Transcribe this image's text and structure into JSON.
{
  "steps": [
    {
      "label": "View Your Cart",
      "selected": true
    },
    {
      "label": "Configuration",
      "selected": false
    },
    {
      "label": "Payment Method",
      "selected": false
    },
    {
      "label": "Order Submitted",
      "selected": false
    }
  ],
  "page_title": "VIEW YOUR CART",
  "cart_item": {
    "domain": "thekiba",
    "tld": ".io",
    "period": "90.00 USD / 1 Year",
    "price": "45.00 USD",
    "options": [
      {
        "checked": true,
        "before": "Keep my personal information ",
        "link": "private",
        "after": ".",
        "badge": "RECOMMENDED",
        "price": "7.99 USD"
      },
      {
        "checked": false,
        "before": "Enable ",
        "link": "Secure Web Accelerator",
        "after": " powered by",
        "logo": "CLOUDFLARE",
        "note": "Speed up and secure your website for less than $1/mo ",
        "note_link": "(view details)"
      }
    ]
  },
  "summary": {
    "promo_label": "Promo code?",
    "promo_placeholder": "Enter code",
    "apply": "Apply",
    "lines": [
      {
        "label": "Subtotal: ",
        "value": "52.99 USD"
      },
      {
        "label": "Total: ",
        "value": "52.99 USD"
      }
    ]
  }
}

Problem to solve :: Write the data from above out again, exactly.

Exercise solution ::
Transcribe this image's text and structure into JSON.
{
  "steps": [
    {
      "label": "View Your Cart",
      "selected": true
    },
    {
      "label": "Configuration",
      "selected": false
    },
    {
      "label": "Payment Method",
      "selected": false
    },
    {
      "label": "Order Submitted",
      "selected": false
    }
  ],
  "page_title": "VIEW YOUR CART",
  "cart_item": {
    "domain": "thekiba",
    "tld": ".io",
    "period": "90.00 USD / 1 Year",
    "price": "45.00 USD",
    "options": [
      {
        "checked": true,
        "before": "Keep my personal information ",
        "link": "private",
        "after": ".",
        "badge": "RECOMMENDED",
        "price": "7.99 USD"
      },
      {
        "checked": false,
        "before": "Enable ",
        "link": "Secure Web Accelerator",
        "after": " powered by",
        "logo": "CLOUDFLARE",
        "note": "Speed up and secure your website for less than $1/mo ",
        "note_link": "(view details)"
      }
    ]
  },
  "summary": {
    "promo_label": "Promo code?",
    "promo_placeholder": "Enter code",
    "apply": "Apply",
    "lines": [
      {
        "label": "Subtotal: ",
        "value": "52.99 USD"
      },
      {
        "label": "Total: ",
        "value": "52.99 USD"
      }
    ]
  }
}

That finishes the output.